Source document:
— BEGIN —
In conclusion, the WC content has a significant impact on the wear behavior of cobalt-based coatings. When the WC is low, abrasive wear is dominant, and the hardness is insufficient. At high WC, brittle spalling is predominant, and the toughness is insufficient. At 40%, the hard phase and the bonding phase form a reasonably matched composite structure, achieving a harmonious unity of load-bearing capacity and fracture toughness, thereby obtaining the best comprehensive wear resistance. In addition, as the proportion of WC increases, the cost of coating preparation also rises significantly because the price of carbide materials is relatively high. Therefore, from the comprehensive perspective of mechanical properties and economic benefits, the 40% WC coating achieves the best balance among wear resistance, structural stability, and cost control and has high engineering application value.

4. Conclusions

This paper used laser cladding technology to prepare cobalt-based alloy/WC composite reinforcement coatings on 42CrMo substrate for cutting pick bits. By using signal-to-noise ratio analysis, the effects of laser power, scanning speed, and powder feeding speed on the microhardness, dilution rate, and aspect ratio of the coating were investigated. Combining Taguchi design and grey relational analysis, multi-objective optimization of process parameters was completed, and the optimal combination is as follows:

(1)

The impact of process parameters on coating performance is related to the ratio: in terms of microhardness, when the WC content is low, the scanning speed is the main influencing factor; as the WC ratio increases, its influence decreases, while the influence of laser power and powder feeding speed increases. In terms of dilution rate, laser power is always the core factor; under high WC content, powder feeding speed has a greater influence than scanning speed. For porosity, at low WC ratios, powder feeding speed is the dominant factor; at high WC ratios, laser power becomes the most significant influencing factor.
— END —
What this exercise asks:
1. According to the text on laser-clad cobalt/WC coatings, which WC content achieves the best comprehensive wear resistance?
2. List the process parameters whose effects on the coatings are investigated in the text on laser-clad cobalt/WC coatings.
3. Write the next part of the conclusions on laser-clad cobalt/WC coatings, starting after the final sentence given.

Records contained in a dataset:
— BEGIN —
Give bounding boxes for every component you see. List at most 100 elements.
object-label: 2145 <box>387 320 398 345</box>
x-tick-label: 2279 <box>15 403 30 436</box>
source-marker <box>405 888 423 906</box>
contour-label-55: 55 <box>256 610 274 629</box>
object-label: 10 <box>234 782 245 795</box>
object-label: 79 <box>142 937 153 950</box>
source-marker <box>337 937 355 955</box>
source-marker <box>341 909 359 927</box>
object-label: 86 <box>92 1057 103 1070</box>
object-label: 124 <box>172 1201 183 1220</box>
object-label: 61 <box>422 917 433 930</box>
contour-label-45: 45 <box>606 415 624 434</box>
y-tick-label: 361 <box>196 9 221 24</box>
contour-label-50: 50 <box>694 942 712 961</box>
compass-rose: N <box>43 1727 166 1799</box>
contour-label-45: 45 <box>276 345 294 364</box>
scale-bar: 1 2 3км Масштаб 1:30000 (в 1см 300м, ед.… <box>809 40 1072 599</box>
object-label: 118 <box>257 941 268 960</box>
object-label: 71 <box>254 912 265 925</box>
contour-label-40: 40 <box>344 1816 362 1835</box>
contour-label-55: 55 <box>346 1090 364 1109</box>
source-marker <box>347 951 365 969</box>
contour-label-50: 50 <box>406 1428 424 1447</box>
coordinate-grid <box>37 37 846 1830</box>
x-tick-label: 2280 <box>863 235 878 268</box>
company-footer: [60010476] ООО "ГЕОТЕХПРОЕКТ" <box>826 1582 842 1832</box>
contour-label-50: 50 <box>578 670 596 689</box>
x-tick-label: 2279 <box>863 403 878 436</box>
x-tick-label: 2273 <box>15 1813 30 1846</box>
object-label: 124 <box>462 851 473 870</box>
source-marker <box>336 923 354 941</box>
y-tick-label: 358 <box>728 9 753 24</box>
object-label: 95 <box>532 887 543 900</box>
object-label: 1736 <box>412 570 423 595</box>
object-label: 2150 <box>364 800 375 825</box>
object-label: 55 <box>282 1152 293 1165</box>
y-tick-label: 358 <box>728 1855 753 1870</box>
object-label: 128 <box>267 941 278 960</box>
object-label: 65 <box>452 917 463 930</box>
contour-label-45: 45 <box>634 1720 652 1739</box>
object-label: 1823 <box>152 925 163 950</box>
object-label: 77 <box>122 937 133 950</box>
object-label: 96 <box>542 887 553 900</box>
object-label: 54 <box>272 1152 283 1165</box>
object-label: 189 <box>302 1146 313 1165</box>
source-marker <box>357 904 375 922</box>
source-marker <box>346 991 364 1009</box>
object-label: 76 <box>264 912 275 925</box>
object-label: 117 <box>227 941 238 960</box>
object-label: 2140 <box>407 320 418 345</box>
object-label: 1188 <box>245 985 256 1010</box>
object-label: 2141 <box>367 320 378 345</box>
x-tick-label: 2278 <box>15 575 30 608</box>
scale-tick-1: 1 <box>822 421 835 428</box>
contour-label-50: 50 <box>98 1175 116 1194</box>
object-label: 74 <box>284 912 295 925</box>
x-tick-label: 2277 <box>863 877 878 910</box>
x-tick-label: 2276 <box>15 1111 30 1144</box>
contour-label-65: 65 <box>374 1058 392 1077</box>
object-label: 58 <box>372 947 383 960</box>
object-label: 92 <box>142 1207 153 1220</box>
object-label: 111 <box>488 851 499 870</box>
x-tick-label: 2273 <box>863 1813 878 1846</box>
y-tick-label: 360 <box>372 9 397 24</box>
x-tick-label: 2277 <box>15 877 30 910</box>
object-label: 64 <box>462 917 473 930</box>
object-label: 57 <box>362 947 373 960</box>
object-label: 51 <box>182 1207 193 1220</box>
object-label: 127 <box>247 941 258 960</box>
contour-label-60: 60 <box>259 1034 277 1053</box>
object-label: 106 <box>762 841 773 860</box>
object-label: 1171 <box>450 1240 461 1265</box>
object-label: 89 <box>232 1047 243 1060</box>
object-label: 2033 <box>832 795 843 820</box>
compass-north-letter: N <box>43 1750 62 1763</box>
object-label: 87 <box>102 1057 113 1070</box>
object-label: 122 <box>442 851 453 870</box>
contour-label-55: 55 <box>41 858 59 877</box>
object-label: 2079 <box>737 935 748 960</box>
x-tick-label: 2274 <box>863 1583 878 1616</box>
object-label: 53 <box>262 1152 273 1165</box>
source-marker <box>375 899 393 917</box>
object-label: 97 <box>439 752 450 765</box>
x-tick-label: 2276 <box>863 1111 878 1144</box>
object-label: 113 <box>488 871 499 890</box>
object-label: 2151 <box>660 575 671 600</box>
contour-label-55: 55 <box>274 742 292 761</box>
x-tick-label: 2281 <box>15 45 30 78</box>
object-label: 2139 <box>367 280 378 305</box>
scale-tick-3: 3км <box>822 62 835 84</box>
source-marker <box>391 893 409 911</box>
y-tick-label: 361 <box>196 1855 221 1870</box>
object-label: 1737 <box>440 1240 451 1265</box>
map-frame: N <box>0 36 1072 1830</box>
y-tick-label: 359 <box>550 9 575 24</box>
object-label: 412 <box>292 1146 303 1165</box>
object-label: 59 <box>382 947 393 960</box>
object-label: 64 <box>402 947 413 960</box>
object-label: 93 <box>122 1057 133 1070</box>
— END —
Results:
1. 40% WC

2. Laser power, scanning speed, powder feeding speed

3.
(2)

Comparative display shows that as the WC ratio increases, the optimal parameter line energy increases, manifested by an increase in laser power and a decrease in scanning speed, with little change in powder feeding speed.

(3)

The optimal process parameters are cobalt-based alloy paired with 40% WC, laser power of 1900 W, scanning speed of 6 mm/s, and powder feeding rate of 1.8 r/min. Under these parameters, the coating has high microhardness and low dilution rate and porosity, and improves the wear resistance of the cutting pick by 45% compared to the standard cutting pick.

(4)

Future work will include SEM, EDS, and XRD analyses to examine WC particle distribution, interfacial bonding, and phase formation in the cladding layer. These investigations will help clarify the mechanisms behind improved wear resistance and guide further optimization of laser cladding parameters.